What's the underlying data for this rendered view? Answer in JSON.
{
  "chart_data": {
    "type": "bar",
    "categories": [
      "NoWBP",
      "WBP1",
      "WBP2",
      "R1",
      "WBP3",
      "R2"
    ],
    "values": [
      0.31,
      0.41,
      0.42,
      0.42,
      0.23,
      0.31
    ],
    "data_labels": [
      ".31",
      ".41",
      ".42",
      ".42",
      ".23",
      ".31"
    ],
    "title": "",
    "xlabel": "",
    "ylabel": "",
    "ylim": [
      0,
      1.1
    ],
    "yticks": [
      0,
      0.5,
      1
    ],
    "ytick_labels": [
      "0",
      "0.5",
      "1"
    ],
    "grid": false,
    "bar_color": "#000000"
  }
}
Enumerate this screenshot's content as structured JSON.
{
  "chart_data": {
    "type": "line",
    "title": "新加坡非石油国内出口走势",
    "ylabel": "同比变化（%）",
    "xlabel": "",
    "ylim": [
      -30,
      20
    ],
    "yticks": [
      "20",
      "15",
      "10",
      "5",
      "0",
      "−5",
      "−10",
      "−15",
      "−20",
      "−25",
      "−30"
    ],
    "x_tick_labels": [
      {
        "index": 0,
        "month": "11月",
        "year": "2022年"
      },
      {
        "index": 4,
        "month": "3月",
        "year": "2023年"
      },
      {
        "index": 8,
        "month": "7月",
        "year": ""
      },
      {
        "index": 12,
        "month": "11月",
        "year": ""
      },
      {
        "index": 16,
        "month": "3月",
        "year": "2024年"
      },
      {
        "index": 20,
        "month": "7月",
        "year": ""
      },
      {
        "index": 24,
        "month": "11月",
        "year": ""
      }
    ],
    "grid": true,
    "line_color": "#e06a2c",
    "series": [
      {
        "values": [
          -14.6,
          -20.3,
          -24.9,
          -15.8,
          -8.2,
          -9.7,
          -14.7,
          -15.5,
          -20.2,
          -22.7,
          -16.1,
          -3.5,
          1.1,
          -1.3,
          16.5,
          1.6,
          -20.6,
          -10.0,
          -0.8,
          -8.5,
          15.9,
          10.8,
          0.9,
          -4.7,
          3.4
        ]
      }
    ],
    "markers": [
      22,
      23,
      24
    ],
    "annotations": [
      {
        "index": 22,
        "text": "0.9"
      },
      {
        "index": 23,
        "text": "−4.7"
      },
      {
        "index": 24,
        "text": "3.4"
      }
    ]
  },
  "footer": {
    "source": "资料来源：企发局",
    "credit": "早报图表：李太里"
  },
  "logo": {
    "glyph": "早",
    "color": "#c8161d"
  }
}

* _Your goal_: Return all the data above once more, precisely as given.

* _Written response_:
What's the underlying data for this rendered view? Answer in JSON.
{
  "chart_data": {
    "type": "bar",
    "categories": [
      "NoWBP",
      "WBP1",
      "WBP2",
      "R1",
      "WBP3",
      "R2"
    ],
    "values": [
      0.31,
      0.41,
      0.42,
      0.42,
      0.23,
      0.31
    ],
    "data_labels": [
      ".31",
      ".41",
      ".42",
      ".42",
      ".23",
      ".31"
    ],
    "title": "",
    "xlabel": "",
    "ylabel": "",
    "ylim": [
      0,
      1.1
    ],
    "yticks": [
      0,
      0.5,
      1
    ],
    "ytick_labels": [
      "0",
      "0.5",
      "1"
    ],
    "grid": false,
    "bar_color": "#000000"
  }
}
Enumerate this screenshot's content as structured JSON.
{
  "chart_data": {
    "type": "line",
    "title": "新加坡非石油国内出口走势",
    "ylabel": "同比变化（%）",
    "xlabel": "",
    "ylim": [
      -30,
      20
    ],
    "yticks": [
      "20",
      "15",
      "10",
      "5",
      "0",
      "−5",
      "−10",
      "−15",
      "−20",
      "−25",
      "−30"
    ],
    "x_tick_labels": [
      {
        "index": 0,
        "month": "11月",
        "year": "2022年"
      },
      {
        "index": 4,
        "month": "3月",
        "year": "2023年"
      },
      {
        "index": 8,
        "month": "7月",
        "year": ""
      },
      {
        "index": 12,
        "month": "11月",
        "year": ""
      },
      {
        "index": 16,
        "month": "3月",
        "year": "2024年"
      },
      {
        "index": 20,
        "month": "7月",
        "year": ""
      },
      {
        "index": 24,
        "month": "11月",
        "year": ""
      }
    ],
    "grid": true,
    "line_color": "#e06a2c",
    "series": [
      {
        "values": [
          -14.6,
          -20.3,
          -24.9,
          -15.8,
          -8.2,
          -9.7,
          -14.7,
          -15.5,
          -20.2,
          -22.7,
          -16.1,
          -3.5,
          1.1,
          -1.3,
          16.5,
          1.6,
          -20.6,
          -10.0,
          -0.8,
          -8.5,
          15.9,
          10.8,
          0.9,
          -4.7,
          3.4
        ]
      }
    ],
    "markers": [
      22,
      23,
      24
    ],
    "annotations": [
      {
        "index": 22,
        "text": "0.9"
      },
      {
        "index": 23,
        "text": "−4.7"
      },
      {
        "index": 24,
        "text": "3.4"
      }
    ]
  },
  "footer": {
    "source": "资料来源：企发局",
    "credit": "早报图表：李太里"
  },
  "logo": {
    "glyph": "早",
    "color": "#c8161d"
  }
}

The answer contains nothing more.